━━ Records for processing ━━

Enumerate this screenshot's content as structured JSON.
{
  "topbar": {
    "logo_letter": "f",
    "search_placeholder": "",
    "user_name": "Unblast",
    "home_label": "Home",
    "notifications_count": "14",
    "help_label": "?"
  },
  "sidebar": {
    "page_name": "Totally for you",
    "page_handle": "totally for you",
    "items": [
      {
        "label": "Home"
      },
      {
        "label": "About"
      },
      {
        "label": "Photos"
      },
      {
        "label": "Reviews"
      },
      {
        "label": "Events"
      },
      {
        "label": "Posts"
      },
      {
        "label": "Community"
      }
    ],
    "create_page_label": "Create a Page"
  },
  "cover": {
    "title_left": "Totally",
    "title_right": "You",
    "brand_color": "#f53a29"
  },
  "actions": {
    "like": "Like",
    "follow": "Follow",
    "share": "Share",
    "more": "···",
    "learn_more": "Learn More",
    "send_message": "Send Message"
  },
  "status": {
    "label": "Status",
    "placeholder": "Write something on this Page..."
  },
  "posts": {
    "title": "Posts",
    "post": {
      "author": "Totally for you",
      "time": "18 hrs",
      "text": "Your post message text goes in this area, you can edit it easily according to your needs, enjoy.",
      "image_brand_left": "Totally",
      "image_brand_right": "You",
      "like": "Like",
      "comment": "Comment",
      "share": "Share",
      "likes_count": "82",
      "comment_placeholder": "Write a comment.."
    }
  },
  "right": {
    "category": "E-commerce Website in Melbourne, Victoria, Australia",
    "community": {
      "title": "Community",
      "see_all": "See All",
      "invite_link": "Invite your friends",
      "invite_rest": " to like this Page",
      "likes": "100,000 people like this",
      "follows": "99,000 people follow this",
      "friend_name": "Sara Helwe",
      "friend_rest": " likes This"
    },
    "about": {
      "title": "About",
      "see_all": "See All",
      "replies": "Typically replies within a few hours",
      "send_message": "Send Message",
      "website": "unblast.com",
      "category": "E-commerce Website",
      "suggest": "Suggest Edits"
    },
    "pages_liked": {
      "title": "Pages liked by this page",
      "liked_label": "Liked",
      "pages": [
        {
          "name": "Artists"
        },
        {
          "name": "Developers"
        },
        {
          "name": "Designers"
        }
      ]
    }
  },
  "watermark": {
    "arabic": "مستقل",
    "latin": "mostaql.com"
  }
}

━━━

* **What you are asked to do**
Extract all lines as given.

* **Full answer**
Enumerate this screenshot's content as structured JSON.
{
  "topbar": {
    "logo_letter": "f",
    "search_placeholder": "",
    "user_name": "Unblast",
    "home_label": "Home",
    "notifications_count": "14",
    "help_label": "?"
  },
  "sidebar": {
    "page_name": "Totally for you",
    "page_handle": "totally for you",
    "items": [
      {
        "label": "Home"
      },
      {
        "label": "About"
      },
      {
        "label": "Photos"
      },
      {
        "label": "Reviews"
      },
      {
        "label": "Events"
      },
      {
        "label": "Posts"
      },
      {
        "label": "Community"
      }
    ],
    "create_page_label": "Create a Page"
  },
  "cover": {
    "title_left": "Totally",
    "title_right": "You",
    "brand_color": "#f53a29"
  },
  "actions": {
    "like": "Like",
    "follow": "Follow",
    "share": "Share",
    "more": "···",
    "learn_more": "Learn More",
    "send_message": "Send Message"
  },
  "status": {
    "label": "Status",
    "placeholder": "Write something on this Page..."
  },
  "posts": {
    "title": "Posts",
    "post": {
      "author": "Totally for you",
      "time": "18 hrs",
      "text": "Your post message text goes in this area, you can edit it easily according to your needs, enjoy.",
      "image_brand_left": "Totally",
      "image_brand_right": "You",
      "like": "Like",
      "comment": "Comment",
      "share": "Share",
      "likes_count": "82",
      "comment_placeholder": "Write a comment.."
    }
  },
  "right": {
    "category": "E-commerce Website in Melbourne, Victoria, Australia",
    "community": {
      "title": "Community",
      "see_all": "See All",
      "invite_link": "Invite your friends",
      "invite_rest": " to like this Page",
      "likes": "100,000 people like this",
      "follows": "99,000 people follow this",
      "friend_name": "Sara Helwe",
      "friend_rest": " likes This"
    },
    "about": {
      "title": "About",
      "see_all": "See All",
      "replies": "Typically replies within a few hours",
      "send_message": "Send Message",
      "website": "unblast.com",
      "category": "E-commerce Website",
      "suggest": "Suggest Edits"
    },
    "pages_liked": {
      "title": "Pages liked by this page",
      "liked_label": "Liked",
      "pages": [
        {
          "name": "Artists"
        },
        {
          "name": "Developers"
        },
        {
          "name": "Designers"
        }
      ]
    }
  },
  "watermark": {
    "arabic": "مستقل",
    "latin": "mostaql.com"
  }
}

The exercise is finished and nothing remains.